Extracted records:
---

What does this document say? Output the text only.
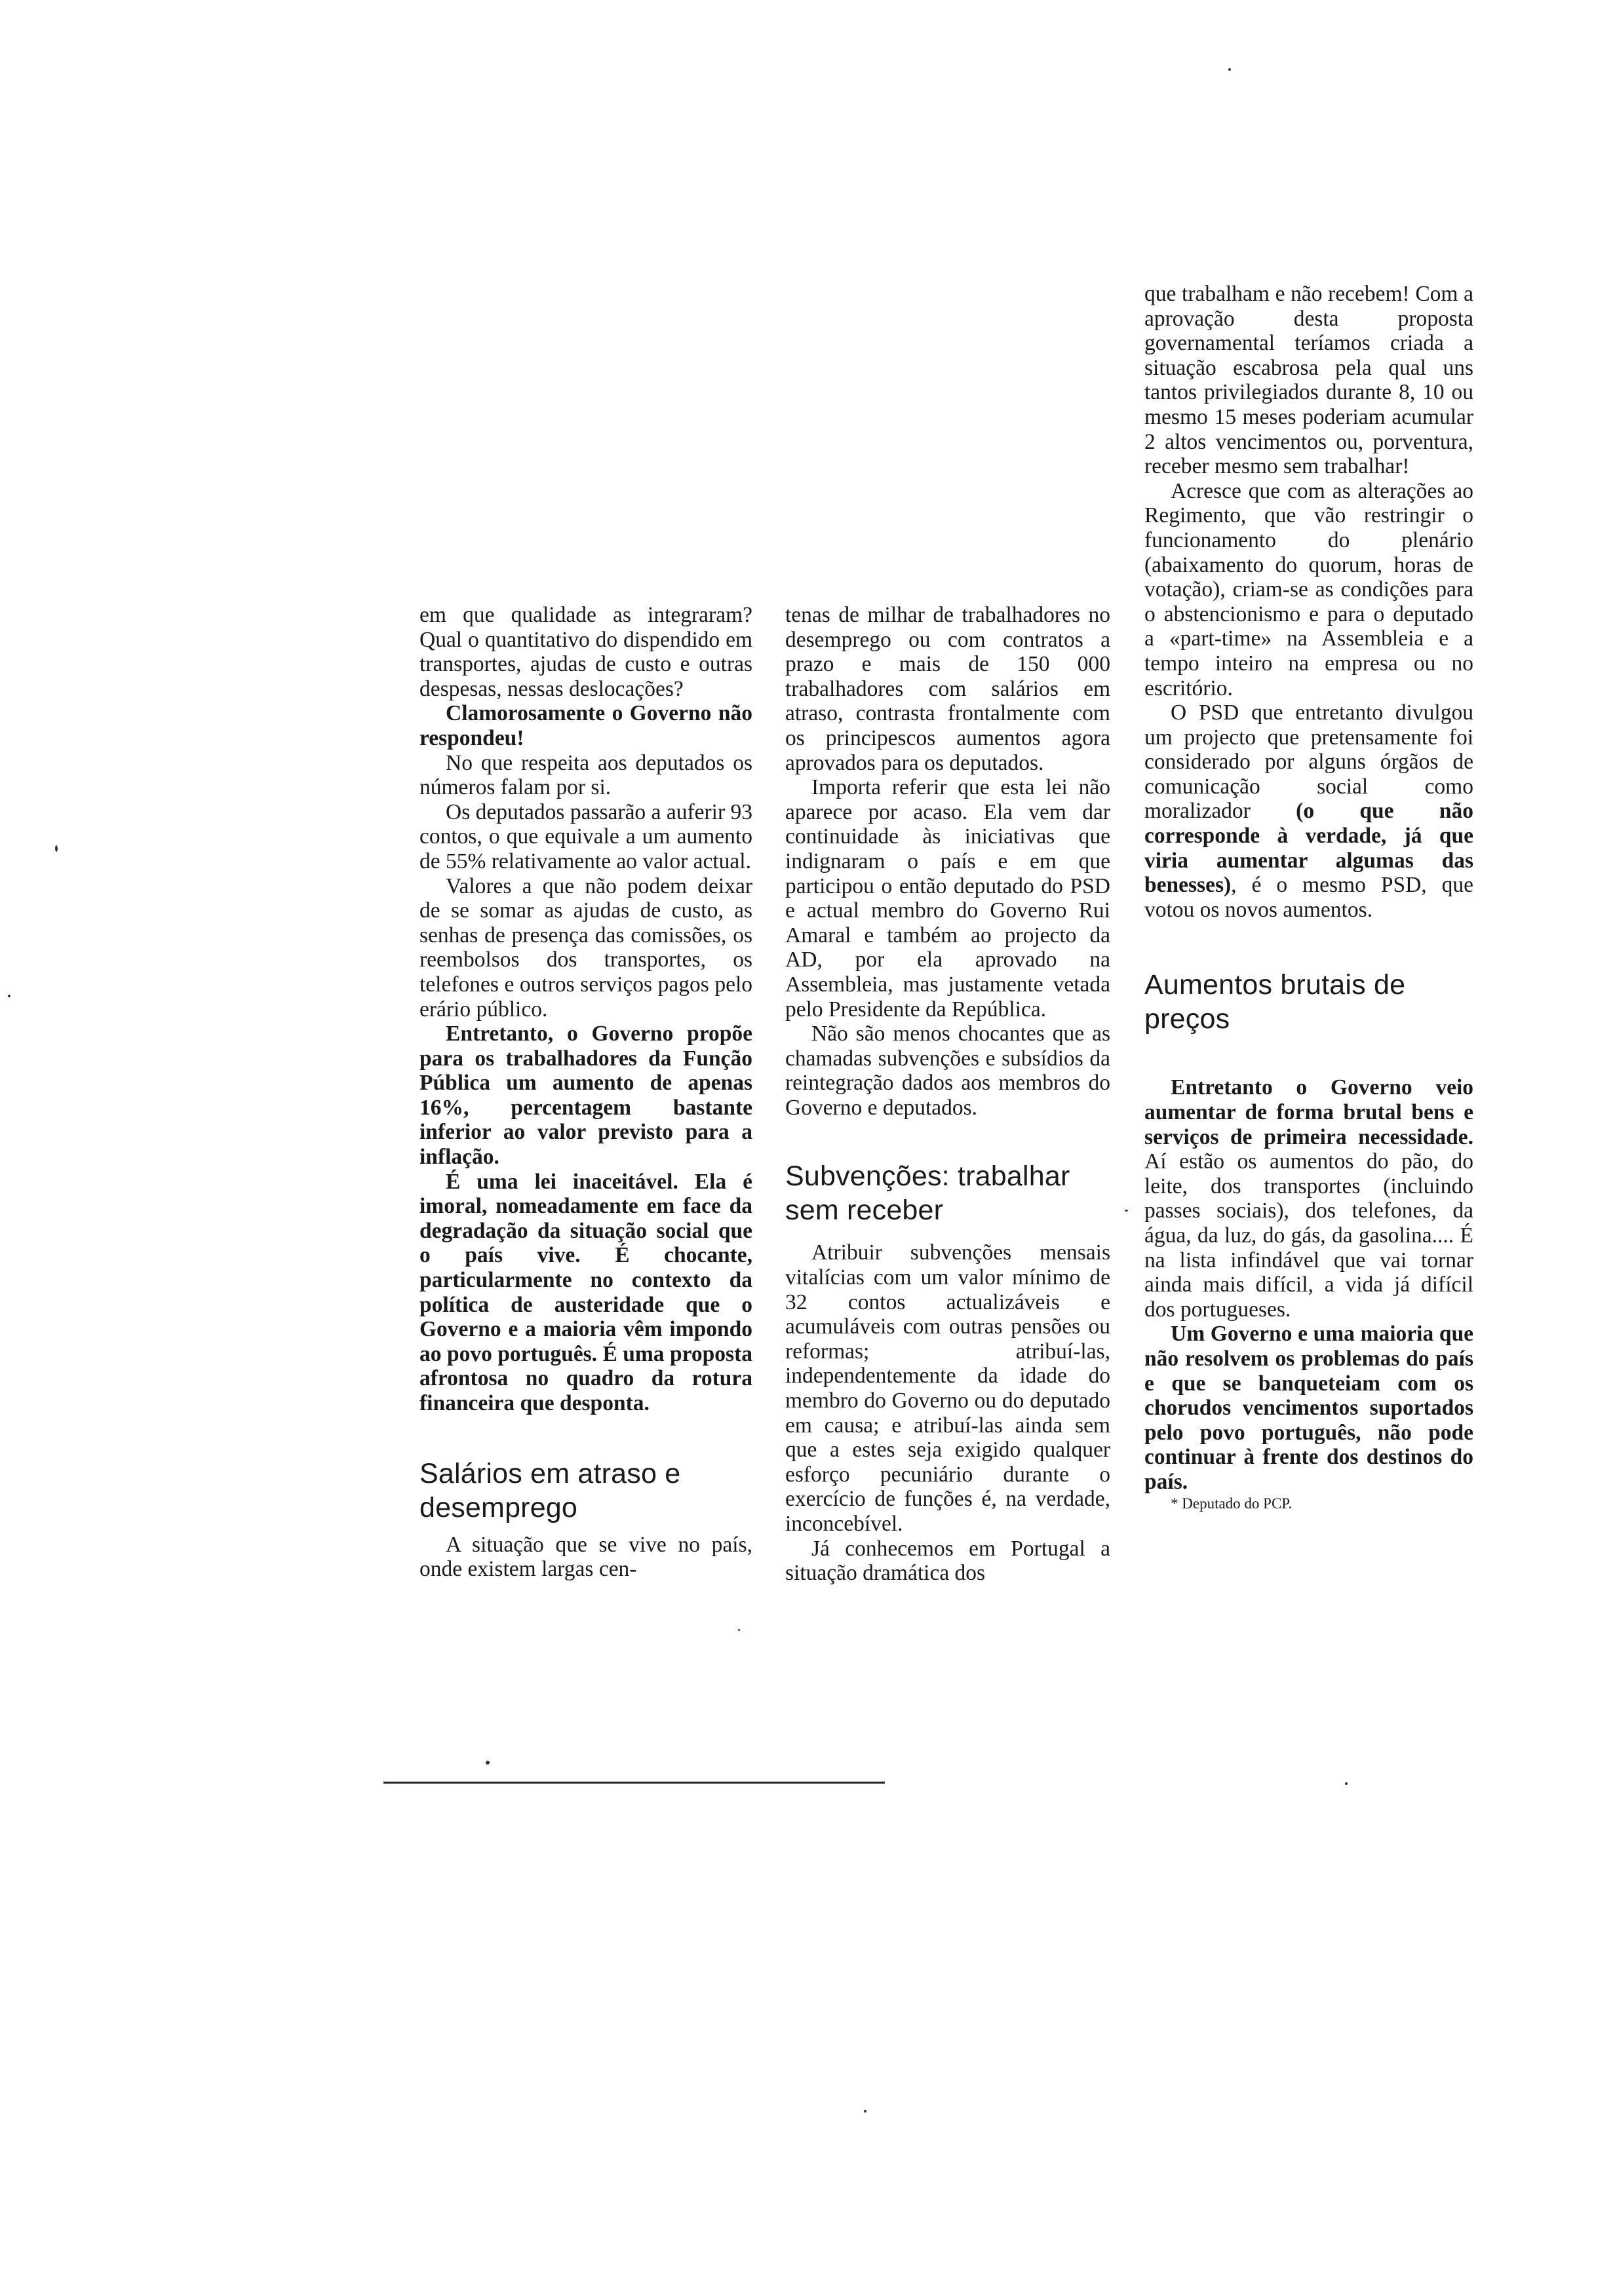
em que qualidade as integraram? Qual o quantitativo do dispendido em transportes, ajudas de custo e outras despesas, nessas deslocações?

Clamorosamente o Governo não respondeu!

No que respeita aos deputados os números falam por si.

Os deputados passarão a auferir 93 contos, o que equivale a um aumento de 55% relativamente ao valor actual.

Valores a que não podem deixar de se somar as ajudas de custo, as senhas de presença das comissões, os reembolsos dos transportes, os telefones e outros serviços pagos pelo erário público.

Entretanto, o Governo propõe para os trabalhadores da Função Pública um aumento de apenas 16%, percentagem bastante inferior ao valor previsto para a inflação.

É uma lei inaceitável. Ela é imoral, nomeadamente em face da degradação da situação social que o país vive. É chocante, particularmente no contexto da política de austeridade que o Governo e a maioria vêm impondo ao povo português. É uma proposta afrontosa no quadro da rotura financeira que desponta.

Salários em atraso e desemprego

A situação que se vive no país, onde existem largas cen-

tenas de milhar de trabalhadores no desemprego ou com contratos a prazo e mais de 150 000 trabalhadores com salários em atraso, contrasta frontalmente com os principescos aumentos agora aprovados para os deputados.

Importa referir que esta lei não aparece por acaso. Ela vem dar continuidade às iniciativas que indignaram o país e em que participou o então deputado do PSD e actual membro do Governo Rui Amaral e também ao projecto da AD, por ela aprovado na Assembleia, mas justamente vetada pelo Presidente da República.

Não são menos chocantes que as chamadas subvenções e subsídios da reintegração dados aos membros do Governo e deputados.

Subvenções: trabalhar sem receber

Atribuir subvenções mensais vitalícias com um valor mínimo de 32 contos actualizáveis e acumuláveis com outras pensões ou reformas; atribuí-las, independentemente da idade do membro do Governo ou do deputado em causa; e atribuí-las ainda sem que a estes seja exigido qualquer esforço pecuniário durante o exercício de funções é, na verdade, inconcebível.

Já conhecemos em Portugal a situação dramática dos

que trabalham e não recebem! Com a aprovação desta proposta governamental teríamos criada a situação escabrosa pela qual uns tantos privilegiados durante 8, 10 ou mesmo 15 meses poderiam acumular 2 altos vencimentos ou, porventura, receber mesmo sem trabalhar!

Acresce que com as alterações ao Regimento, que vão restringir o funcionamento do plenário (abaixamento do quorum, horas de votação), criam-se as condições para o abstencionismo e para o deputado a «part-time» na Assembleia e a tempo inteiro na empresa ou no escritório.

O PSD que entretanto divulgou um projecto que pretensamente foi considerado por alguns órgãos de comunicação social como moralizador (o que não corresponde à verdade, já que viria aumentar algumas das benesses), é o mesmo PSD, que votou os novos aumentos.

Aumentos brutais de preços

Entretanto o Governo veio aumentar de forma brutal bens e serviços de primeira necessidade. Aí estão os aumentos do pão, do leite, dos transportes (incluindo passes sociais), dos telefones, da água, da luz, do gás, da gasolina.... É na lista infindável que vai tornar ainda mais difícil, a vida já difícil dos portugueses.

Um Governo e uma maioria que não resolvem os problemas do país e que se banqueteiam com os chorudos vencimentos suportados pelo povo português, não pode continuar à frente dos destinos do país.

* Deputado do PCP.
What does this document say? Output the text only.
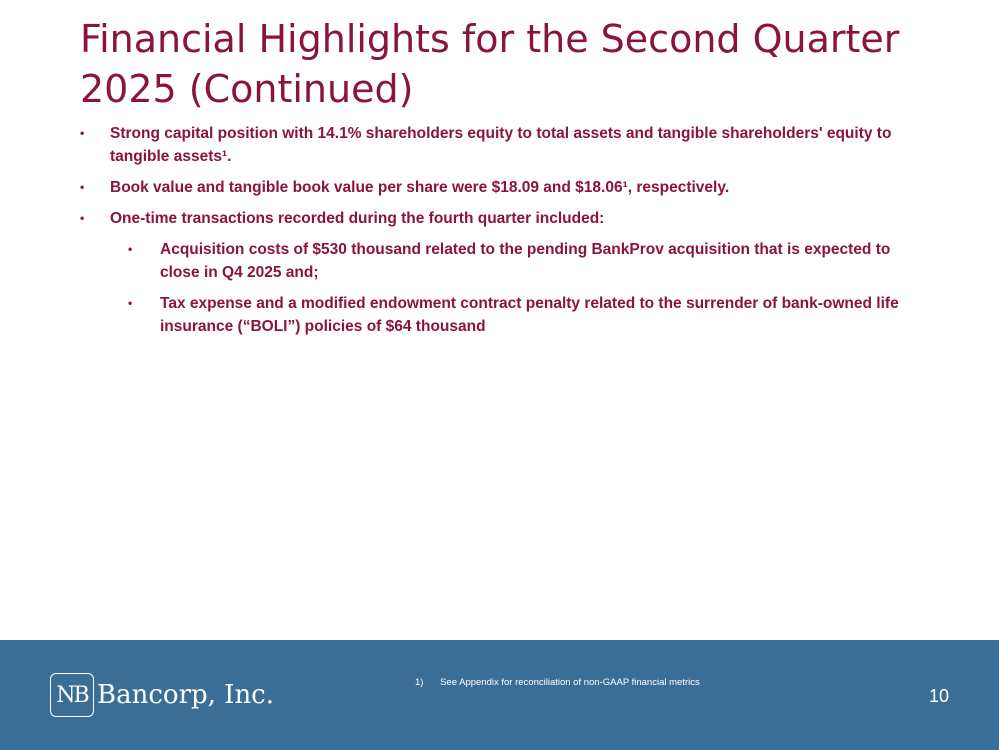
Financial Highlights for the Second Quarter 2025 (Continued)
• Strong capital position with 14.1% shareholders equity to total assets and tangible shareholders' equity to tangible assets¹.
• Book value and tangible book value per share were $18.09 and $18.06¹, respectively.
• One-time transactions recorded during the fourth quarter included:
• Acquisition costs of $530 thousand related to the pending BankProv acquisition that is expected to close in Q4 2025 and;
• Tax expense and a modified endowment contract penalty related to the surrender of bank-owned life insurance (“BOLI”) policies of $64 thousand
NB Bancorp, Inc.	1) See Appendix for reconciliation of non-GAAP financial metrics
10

---

WHAT TO DO: What comes back should match the records exactly, minus any pictures.

THE ANSWER:
What does this document say? Output the text only.
em que qualidade as integraram? Qual o quantitativo do dispendido em transportes, ajudas de custo e outras despesas, nessas deslocações?

Clamorosamente o Governo não respondeu!

No que respeita aos deputados os números falam por si.

Os deputados passarão a auferir 93 contos, o que equivale a um aumento de 55% relativamente ao valor actual.

Valores a que não podem deixar de se somar as ajudas de custo, as senhas de presença das comissões, os reembolsos dos transportes, os telefones e outros serviços pagos pelo erário público.

Entretanto, o Governo propõe para os trabalhadores da Função Pública um aumento de apenas 16%, percentagem bastante inferior ao valor previsto para a inflação.

É uma lei inaceitável. Ela é imoral, nomeadamente em face da degradação da situação social que o país vive. É chocante, particularmente no contexto da política de austeridade que o Governo e a maioria vêm impondo ao povo português. É uma proposta afrontosa no quadro da rotura financeira que desponta.

Salários em atraso e desemprego

A situação que se vive no país, onde existem largas cen-

tenas de milhar de trabalhadores no desemprego ou com contratos a prazo e mais de 150 000 trabalhadores com salários em atraso, contrasta frontalmente com os principescos aumentos agora aprovados para os deputados.

Importa referir que esta lei não aparece por acaso. Ela vem dar continuidade às iniciativas que indignaram o país e em que participou o então deputado do PSD e actual membro do Governo Rui Amaral e também ao projecto da AD, por ela aprovado na Assembleia, mas justamente vetada pelo Presidente da República.

Não são menos chocantes que as chamadas subvenções e subsídios da reintegração dados aos membros do Governo e deputados.

Subvenções: trabalhar sem receber

Atribuir subvenções mensais vitalícias com um valor mínimo de 32 contos actualizáveis e acumuláveis com outras pensões ou reformas; atribuí-las, independentemente da idade do membro do Governo ou do deputado em causa; e atribuí-las ainda sem que a estes seja exigido qualquer esforço pecuniário durante o exercício de funções é, na verdade, inconcebível.

Já conhecemos em Portugal a situação dramática dos

que trabalham e não recebem! Com a aprovação desta proposta governamental teríamos criada a situação escabrosa pela qual uns tantos privilegiados durante 8, 10 ou mesmo 15 meses poderiam acumular 2 altos vencimentos ou, porventura, receber mesmo sem trabalhar!

Acresce que com as alterações ao Regimento, que vão restringir o funcionamento do plenário (abaixamento do quorum, horas de votação), criam-se as condições para o abstencionismo e para o deputado a «part-time» na Assembleia e a tempo inteiro na empresa ou no escritório.

O PSD que entretanto divulgou um projecto que pretensamente foi considerado por alguns órgãos de comunicação social como moralizador (o que não corresponde à verdade, já que viria aumentar algumas das benesses), é o mesmo PSD, que votou os novos aumentos.

Aumentos brutais de preços

Entretanto o Governo veio aumentar de forma brutal bens e serviços de primeira necessidade. Aí estão os aumentos do pão, do leite, dos transportes (incluindo passes sociais), dos telefones, da água, da luz, do gás, da gasolina.... É na lista infindável que vai tornar ainda mais difícil, a vida já difícil dos portugueses.

Um Governo e uma maioria que não resolvem os problemas do país e que se banqueteiam com os chorudos vencimentos suportados pelo povo português, não pode continuar à frente dos destinos do país.

* Deputado do PCP.
What does this document say? Output the text only.
Financial Highlights for the Second Quarter 2025 (Continued)
• Strong capital position with 14.1% shareholders equity to total assets and tangible shareholders' equity to tangible assets¹.
• Book value and tangible book value per share were $18.09 and $18.06¹, respectively.
• One-time transactions recorded during the fourth quarter included:
• Acquisition costs of $530 thousand related to the pending BankProv acquisition that is expected to close in Q4 2025 and;
• Tax expense and a modified endowment contract penalty related to the surrender of bank-owned life insurance (“BOLI”) policies of $64 thousand
NB Bancorp, Inc.	1) See Appendix for reconciliation of non-GAAP financial metrics
10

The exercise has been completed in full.